• _Task instructions_:
All lines below must be repeated exactly, with the pictures omitted.

• _Data for the task_:
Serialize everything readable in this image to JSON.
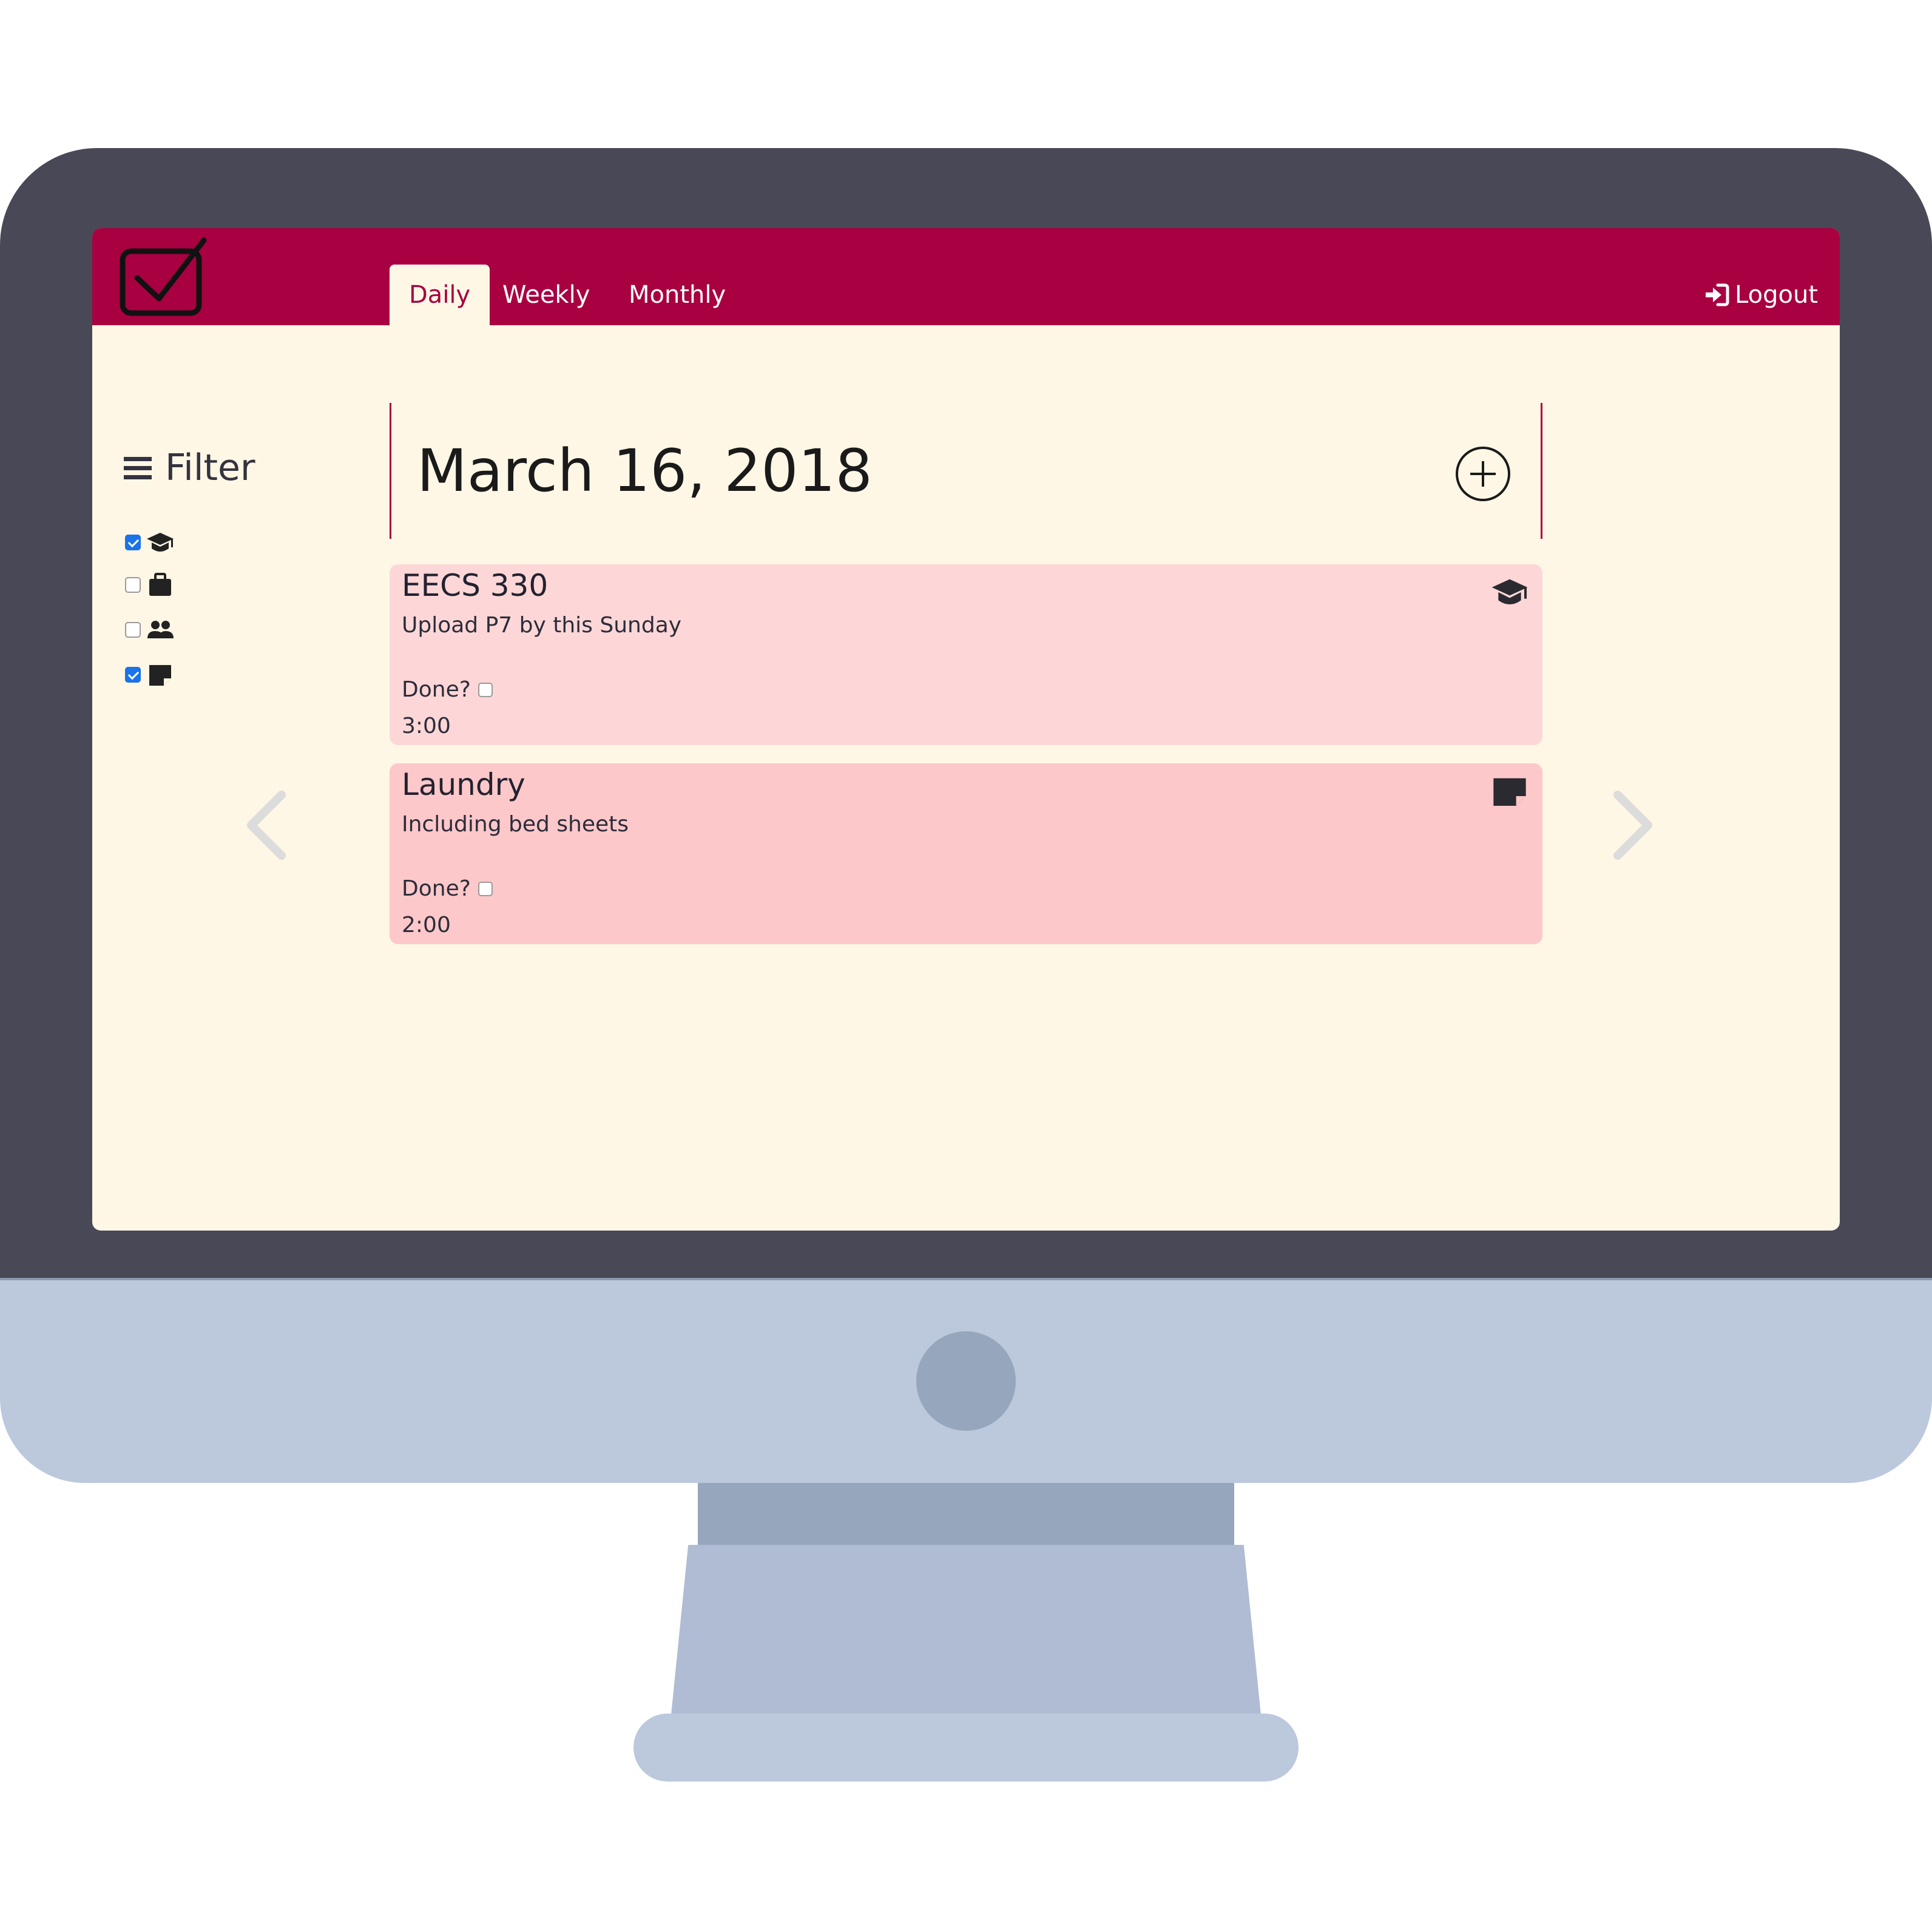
{
  "nav": {
    "tabs": [
      {
        "label": "Daily",
        "active": true
      },
      {
        "label": "Weekly",
        "active": false
      },
      {
        "label": "Monthly",
        "active": false
      }
    ],
    "logout_label": "Logout",
    "logout_icon": "sign-in-icon"
  },
  "filter": {
    "title": "Filter",
    "icon": "bars-icon",
    "items": [
      {
        "icon": "graduation-cap-icon",
        "checked": true
      },
      {
        "icon": "briefcase-icon",
        "checked": false
      },
      {
        "icon": "users-icon",
        "checked": false
      },
      {
        "icon": "sticky-note-icon",
        "checked": true
      }
    ]
  },
  "date_header": {
    "date": "March 16, 2018"
  },
  "tasks": [
    {
      "title": "EECS 330",
      "description": "Upload P7 by this Sunday",
      "done_label": "Done?",
      "done": false,
      "time": "3:00",
      "icon": "graduation-cap-icon"
    },
    {
      "title": "Laundry",
      "description": "Including bed sheets",
      "done_label": "Done?",
      "done": false,
      "time": "2:00",
      "icon": "sticky-note-icon"
    }
  ],
  "colors": {
    "brand": "#a80041",
    "background": "#fef7e5",
    "card_school": "#fdd7d7",
    "card_note": "#fdc8ca",
    "bezel": "#484856",
    "stand": "#bcc8dc"
  }
}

• _Answer in full_:
Serialize everything readable in this image to JSON.
{
  "nav": {
    "tabs": [
      {
        "label": "Daily",
        "active": true
      },
      {
        "label": "Weekly",
        "active": false
      },
      {
        "label": "Monthly",
        "active": false
      }
    ],
    "logout_label": "Logout",
    "logout_icon": "sign-in-icon"
  },
  "filter": {
    "title": "Filter",
    "icon": "bars-icon",
    "items": [
      {
        "icon": "graduation-cap-icon",
        "checked": true
      },
      {
        "icon": "briefcase-icon",
        "checked": false
      },
      {
        "icon": "users-icon",
        "checked": false
      },
      {
        "icon": "sticky-note-icon",
        "checked": true
      }
    ]
  },
  "date_header": {
    "date": "March 16, 2018"
  },
  "tasks": [
    {
      "title": "EECS 330",
      "description": "Upload P7 by this Sunday",
      "done_label": "Done?",
      "done": false,
      "time": "3:00",
      "icon": "graduation-cap-icon"
    },
    {
      "title": "Laundry",
      "description": "Including bed sheets",
      "done_label": "Done?",
      "done": false,
      "time": "2:00",
      "icon": "sticky-note-icon"
    }
  ],
  "colors": {
    "brand": "#a80041",
    "background": "#fef7e5",
    "card_school": "#fdd7d7",
    "card_note": "#fdc8ca",
    "bezel": "#484856",
    "stand": "#bcc8dc"
  }
}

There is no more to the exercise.